Start of Stored data

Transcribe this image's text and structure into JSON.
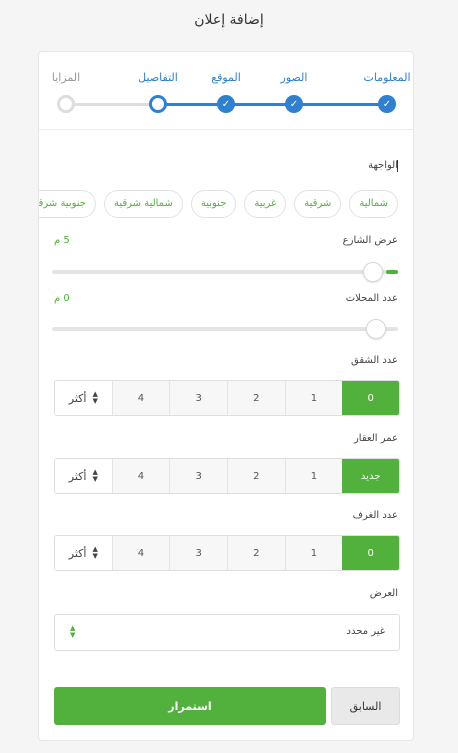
{
  "page": {
    "title": "إضافة إعلان"
  },
  "steps": [
    {
      "label": "المعلومات",
      "status": "done"
    },
    {
      "label": "الصور",
      "status": "done"
    },
    {
      "label": "الموقع",
      "status": "done"
    },
    {
      "label": "التفاصيل",
      "status": "current"
    },
    {
      "label": "المزايا",
      "status": "todo"
    }
  ],
  "check_glyph": "✓",
  "facade": {
    "label": "الواجهة",
    "options": [
      "شمالية",
      "شرقية",
      "غربية",
      "جنوبية",
      "شمالية شرقية",
      "جنوبية شرقية"
    ]
  },
  "street_width": {
    "label": "عرض الشارع",
    "value_text": "5 م",
    "fraction": 0.99
  },
  "shops": {
    "label": "عدد المحلات",
    "value_text": "0 م",
    "fraction": 0.0
  },
  "apartments": {
    "label": "عدد الشقق",
    "options": [
      "0",
      "1",
      "2",
      "3",
      "4"
    ],
    "selected": "0",
    "more_label": "أكثر"
  },
  "property_age": {
    "label": "عمر العقار",
    "options": [
      "جديد",
      "1",
      "2",
      "3",
      "4"
    ],
    "selected": "جديد",
    "more_label": "أكثر"
  },
  "rooms": {
    "label": "عدد الغرف",
    "options": [
      "0",
      "1",
      "2",
      "3",
      "4"
    ],
    "selected": "0",
    "more_label": "أكثر"
  },
  "width_select": {
    "label": "العرض",
    "value": "غير محدد"
  },
  "buttons": {
    "continue": "استمرار",
    "previous": "السابق"
  },
  "colors": {
    "primary_blue": "#2f80d1",
    "accent_green": "#52b13d"
  }
}
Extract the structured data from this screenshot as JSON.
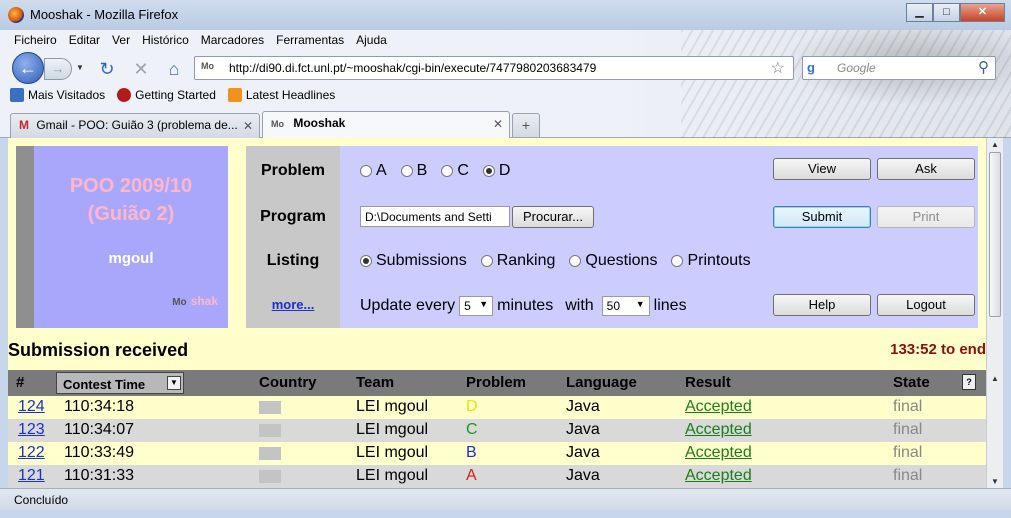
{
  "window": {
    "title": "Mooshak - Mozilla Firefox",
    "minimize": "▁",
    "maximize": "□",
    "close": "✕"
  },
  "menu": [
    "Ficheiro",
    "Editar",
    "Ver",
    "Histórico",
    "Marcadores",
    "Ferramentas",
    "Ajuda"
  ],
  "nav": {
    "url": "http://di90.di.fct.unl.pt/~mooshak/cgi-bin/execute/7477980203683479",
    "search_placeholder": "Google",
    "site_icon_text": "Mo"
  },
  "bookmarks": [
    {
      "label": "Mais Visitados",
      "icon": "bookmark-icon",
      "color": "#3a6fc4"
    },
    {
      "label": "Getting Started",
      "icon": "firefox-icon",
      "color": "#b51a1a"
    },
    {
      "label": "Latest Headlines",
      "icon": "rss-icon",
      "color": "#f0921e"
    }
  ],
  "tabs": [
    {
      "label": "Gmail - POO: Guião 3 (problema de...",
      "icon": "M",
      "active": false
    },
    {
      "label": "Mooshak",
      "icon": "Mo",
      "active": true
    }
  ],
  "logo": {
    "title_line1": "POO 2009/10",
    "title_line2": "(Guião 2)",
    "user": "mgoul",
    "brand_icon": "Mo",
    "brand": "shak"
  },
  "left_nav": {
    "problem": "Problem",
    "program": "Program",
    "listing": "Listing",
    "more": "more..."
  },
  "problem": {
    "options": [
      "A",
      "B",
      "C",
      "D"
    ],
    "selected": "D"
  },
  "program": {
    "file_value": "D:\\Documents and Setti",
    "browse_label": "Procurar..."
  },
  "listing": {
    "options": [
      "Submissions",
      "Ranking",
      "Questions",
      "Printouts"
    ],
    "selected": "Submissions"
  },
  "update": {
    "prefix": "Update every",
    "minutes_value": "5",
    "minutes_label": "minutes",
    "with_label": "with",
    "lines_value": "50",
    "lines_label": "lines"
  },
  "buttons": {
    "view": "View",
    "ask": "Ask",
    "submit": "Submit",
    "print": "Print",
    "help": "Help",
    "logout": "Logout"
  },
  "status": {
    "message": "Submission received",
    "time_left": "133:52 to end"
  },
  "table": {
    "headers": {
      "num": "#",
      "time": "Contest Time",
      "country": "Country",
      "team": "Team",
      "problem": "Problem",
      "language": "Language",
      "result": "Result",
      "state": "State"
    },
    "rows": [
      {
        "num": "124",
        "time": "110:34:18",
        "team": "LEI mgoul",
        "problem": "D",
        "problem_color": "#e6e600",
        "language": "Java",
        "result": "Accepted",
        "state": "final"
      },
      {
        "num": "123",
        "time": "110:34:07",
        "team": "LEI mgoul",
        "problem": "C",
        "problem_color": "#1a9a1a",
        "language": "Java",
        "result": "Accepted",
        "state": "final"
      },
      {
        "num": "122",
        "time": "110:33:49",
        "team": "LEI mgoul",
        "problem": "B",
        "problem_color": "#1a2fd0",
        "language": "Java",
        "result": "Accepted",
        "state": "final"
      },
      {
        "num": "121",
        "time": "110:31:33",
        "team": "LEI mgoul",
        "problem": "A",
        "problem_color": "#e01a1a",
        "language": "Java",
        "result": "Accepted",
        "state": "final"
      }
    ]
  },
  "statusbar": "Concluído"
}
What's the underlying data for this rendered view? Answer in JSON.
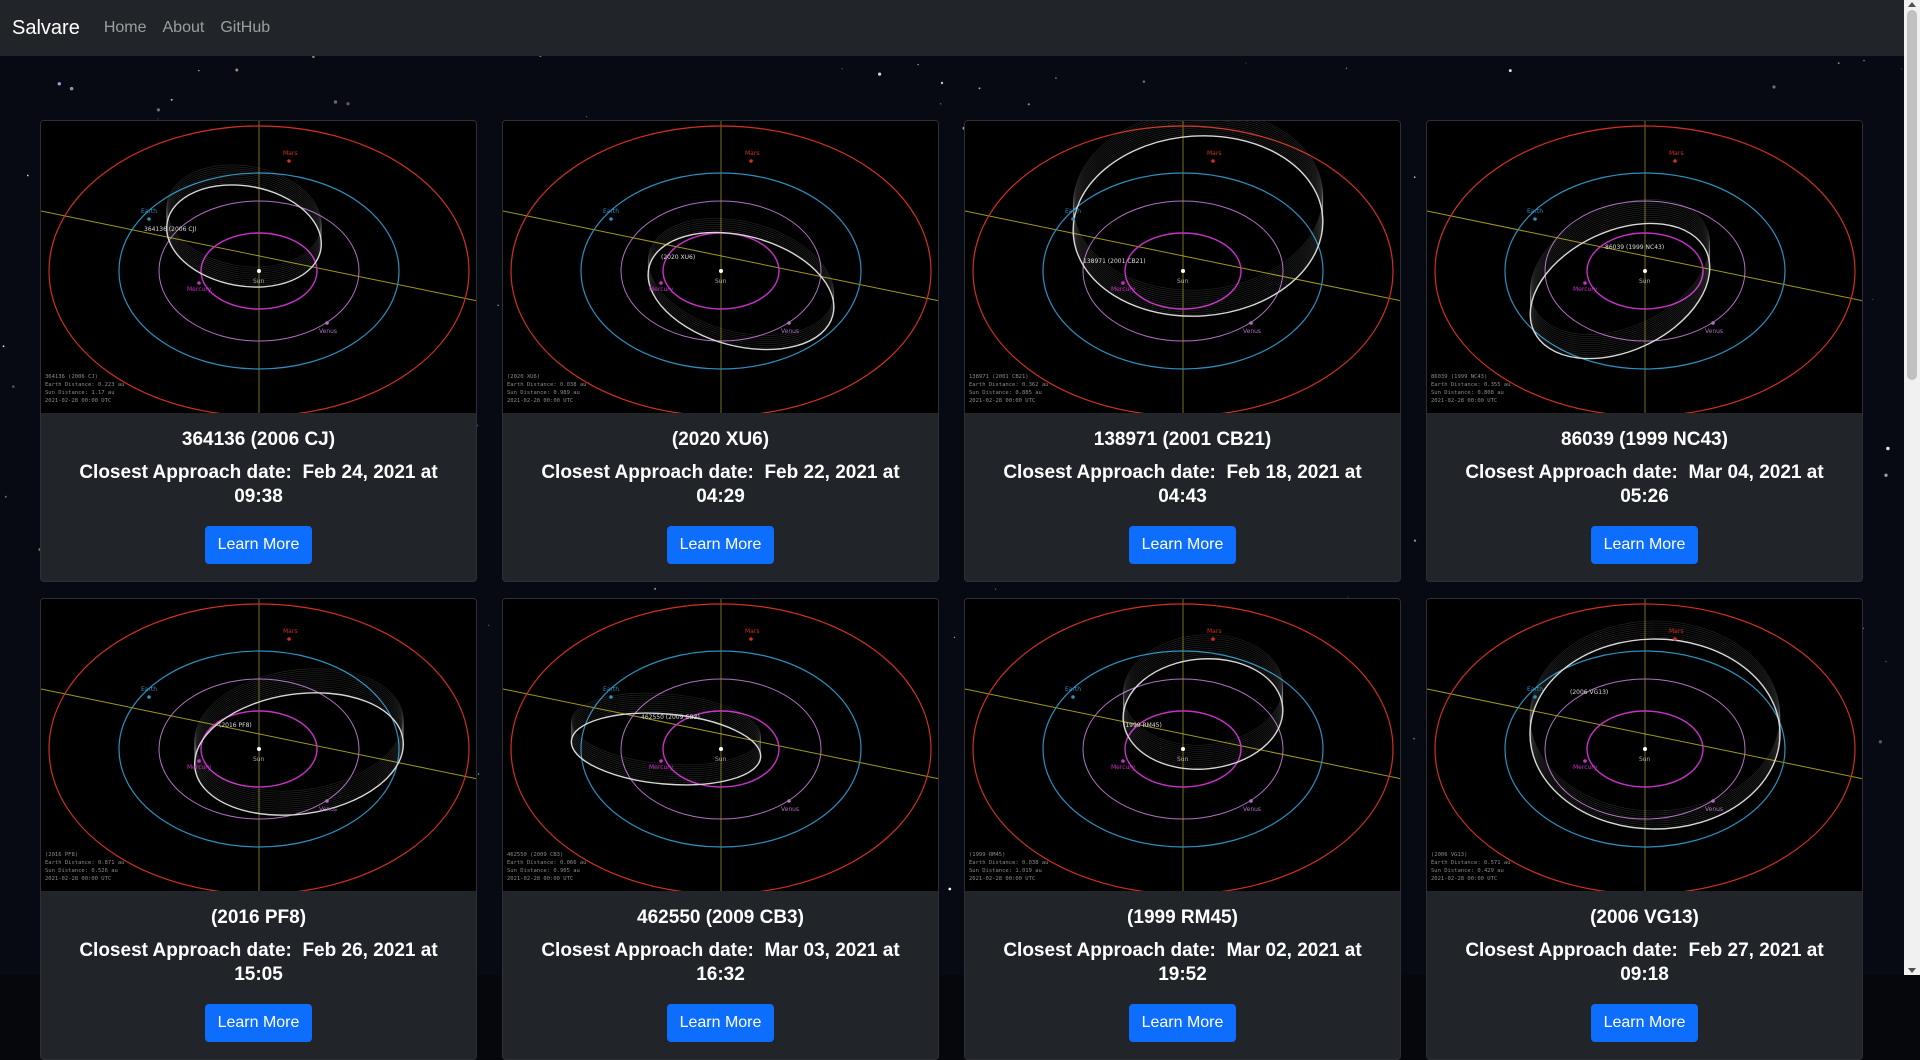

End of Stored data

Set down the material exactly, every line of it, except for the pictures.

# [Exercise result]
Transcribe this image's text and structure into JSON.
{
  "page": {
    "title": "إضافة إعلان"
  },
  "steps": [
    {
      "label": "المعلومات",
      "status": "done"
    },
    {
      "label": "الصور",
      "status": "done"
    },
    {
      "label": "الموقع",
      "status": "done"
    },
    {
      "label": "التفاصيل",
      "status": "current"
    },
    {
      "label": "المزايا",
      "status": "todo"
    }
  ],
  "check_glyph": "✓",
  "facade": {
    "label": "الواجهة",
    "options": [
      "شمالية",
      "شرقية",
      "غربية",
      "جنوبية",
      "شمالية شرقية",
      "جنوبية شرقية"
    ]
  },
  "street_width": {
    "label": "عرض الشارع",
    "value_text": "5 م",
    "fraction": 0.99
  },
  "shops": {
    "label": "عدد المحلات",
    "value_text": "0 م",
    "fraction": 0.0
  },
  "apartments": {
    "label": "عدد الشقق",
    "options": [
      "0",
      "1",
      "2",
      "3",
      "4"
    ],
    "selected": "0",
    "more_label": "أكثر"
  },
  "property_age": {
    "label": "عمر العقار",
    "options": [
      "جديد",
      "1",
      "2",
      "3",
      "4"
    ],
    "selected": "جديد",
    "more_label": "أكثر"
  },
  "rooms": {
    "label": "عدد الغرف",
    "options": [
      "0",
      "1",
      "2",
      "3",
      "4"
    ],
    "selected": "0",
    "more_label": "أكثر"
  },
  "width_select": {
    "label": "العرض",
    "value": "غير محدد"
  },
  "buttons": {
    "continue": "استمرار",
    "previous": "السابق"
  },
  "colors": {
    "primary_blue": "#2f80d1",
    "accent_green": "#52b13d"
  }
}
Extract the structured data from this screenshot as JSON.
{
  "window": {
    "title": "Mooshak - Mozilla Firefox",
    "minimize": "▁",
    "maximize": "□",
    "close": "✕"
  },
  "menu": [
    "Ficheiro",
    "Editar",
    "Ver",
    "Histórico",
    "Marcadores",
    "Ferramentas",
    "Ajuda"
  ],
  "nav": {
    "url": "http://di90.di.fct.unl.pt/~mooshak/cgi-bin/execute/7477980203683479",
    "search_placeholder": "Google",
    "site_icon_text": "Mo"
  },
  "bookmarks": [
    {
      "label": "Mais Visitados",
      "icon": "bookmark-icon",
      "color": "#3a6fc4"
    },
    {
      "label": "Getting Started",
      "icon": "firefox-icon",
      "color": "#b51a1a"
    },
    {
      "label": "Latest Headlines",
      "icon": "rss-icon",
      "color": "#f0921e"
    }
  ],
  "tabs": [
    {
      "label": "Gmail - POO: Guião 3 (problema de...",
      "icon": "M",
      "active": false
    },
    {
      "label": "Mooshak",
      "icon": "Mo",
      "active": true
    }
  ],
  "logo": {
    "title_line1": "POO 2009/10",
    "title_line2": "(Guião 2)",
    "user": "mgoul",
    "brand_icon": "Mo",
    "brand": "shak"
  },
  "left_nav": {
    "problem": "Problem",
    "program": "Program",
    "listing": "Listing",
    "more": "more..."
  },
  "problem": {
    "options": [
      "A",
      "B",
      "C",
      "D"
    ],
    "selected": "D"
  },
  "program": {
    "file_value": "D:\\Documents and Setti",
    "browse_label": "Procurar..."
  },
  "listing": {
    "options": [
      "Submissions",
      "Ranking",
      "Questions",
      "Printouts"
    ],
    "selected": "Submissions"
  },
  "update": {
    "prefix": "Update every",
    "minutes_value": "5",
    "minutes_label": "minutes",
    "with_label": "with",
    "lines_value": "50",
    "lines_label": "lines"
  },
  "buttons": {
    "view": "View",
    "ask": "Ask",
    "submit": "Submit",
    "print": "Print",
    "help": "Help",
    "logout": "Logout"
  },
  "status": {
    "message": "Submission received",
    "time_left": "133:52 to end"
  },
  "table": {
    "headers": {
      "num": "#",
      "time": "Contest Time",
      "country": "Country",
      "team": "Team",
      "problem": "Problem",
      "language": "Language",
      "result": "Result",
      "state": "State"
    },
    "rows": [
      {
        "num": "124",
        "time": "110:34:18",
        "team": "LEI mgoul",
        "problem": "D",
        "problem_color": "#e6e600",
        "language": "Java",
        "result": "Accepted",
        "state": "final"
      },
      {
        "num": "123",
        "time": "110:34:07",
        "team": "LEI mgoul",
        "problem": "C",
        "problem_color": "#1a9a1a",
        "language": "Java",
        "result": "Accepted",
        "state": "final"
      },
      {
        "num": "122",
        "time": "110:33:49",
        "team": "LEI mgoul",
        "problem": "B",
        "problem_color": "#1a2fd0",
        "language": "Java",
        "result": "Accepted",
        "state": "final"
      },
      {
        "num": "121",
        "time": "110:31:33",
        "team": "LEI mgoul",
        "problem": "A",
        "problem_color": "#e01a1a",
        "language": "Java",
        "result": "Accepted",
        "state": "final"
      }
    ]
  },
  "statusbar": "Concluído"
}
What's the underlying data for this rendered view? Answer in JSON.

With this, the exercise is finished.